REQUIREMENT
Write the records out again in full, word for word.

==========

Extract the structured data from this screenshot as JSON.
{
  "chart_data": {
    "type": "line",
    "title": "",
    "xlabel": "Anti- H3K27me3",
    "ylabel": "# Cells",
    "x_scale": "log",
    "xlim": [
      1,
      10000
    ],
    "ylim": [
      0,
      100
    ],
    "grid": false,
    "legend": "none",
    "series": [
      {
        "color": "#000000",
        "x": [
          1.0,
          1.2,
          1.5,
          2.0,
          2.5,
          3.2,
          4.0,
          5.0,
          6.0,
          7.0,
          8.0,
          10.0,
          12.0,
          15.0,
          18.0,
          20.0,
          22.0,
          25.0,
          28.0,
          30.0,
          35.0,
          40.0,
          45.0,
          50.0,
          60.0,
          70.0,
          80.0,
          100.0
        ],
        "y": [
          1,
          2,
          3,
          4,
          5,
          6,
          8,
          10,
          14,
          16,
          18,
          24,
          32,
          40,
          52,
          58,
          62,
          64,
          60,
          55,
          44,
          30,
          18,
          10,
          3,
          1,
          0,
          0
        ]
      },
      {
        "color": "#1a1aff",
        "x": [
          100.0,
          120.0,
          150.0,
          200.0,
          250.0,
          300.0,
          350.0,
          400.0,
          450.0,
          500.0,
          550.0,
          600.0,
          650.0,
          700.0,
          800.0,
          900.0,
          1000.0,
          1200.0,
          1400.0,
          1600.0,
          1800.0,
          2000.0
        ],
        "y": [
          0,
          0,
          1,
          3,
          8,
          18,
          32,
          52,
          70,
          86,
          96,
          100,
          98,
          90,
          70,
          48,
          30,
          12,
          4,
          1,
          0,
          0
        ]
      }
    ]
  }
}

==========

RESULT FOR THIS EXERCISE
Extract the structured data from this screenshot as JSON.
{
  "chart_data": {
    "type": "line",
    "title": "",
    "xlabel": "Anti- H3K27me3",
    "ylabel": "# Cells",
    "x_scale": "log",
    "xlim": [
      1,
      10000
    ],
    "ylim": [
      0,
      100
    ],
    "grid": false,
    "legend": "none",
    "series": [
      {
        "color": "#000000",
        "x": [
          1.0,
          1.2,
          1.5,
          2.0,
          2.5,
          3.2,
          4.0,
          5.0,
          6.0,
          7.0,
          8.0,
          10.0,
          12.0,
          15.0,
          18.0,
          20.0,
          22.0,
          25.0,
          28.0,
          30.0,
          35.0,
          40.0,
          45.0,
          50.0,
          60.0,
          70.0,
          80.0,
          100.0
        ],
        "y": [
          1,
          2,
          3,
          4,
          5,
          6,
          8,
          10,
          14,
          16,
          18,
          24,
          32,
          40,
          52,
          58,
          62,
          64,
          60,
          55,
          44,
          30,
          18,
          10,
          3,
          1,
          0,
          0
        ]
      },
      {
        "color": "#1a1aff",
        "x": [
          100.0,
          120.0,
          150.0,
          200.0,
          250.0,
          300.0,
          350.0,
          400.0,
          450.0,
          500.0,
          550.0,
          600.0,
          650.0,
          700.0,
          800.0,
          900.0,
          1000.0,
          1200.0,
          1400.0,
          1600.0,
          1800.0,
          2000.0
        ],
        "y": [
          0,
          0,
          1,
          3,
          8,
          18,
          32,
          52,
          70,
          86,
          96,
          100,
          98,
          90,
          70,
          48,
          30,
          12,
          4,
          1,
          0,
          0
        ]
      }
    ]
  }
}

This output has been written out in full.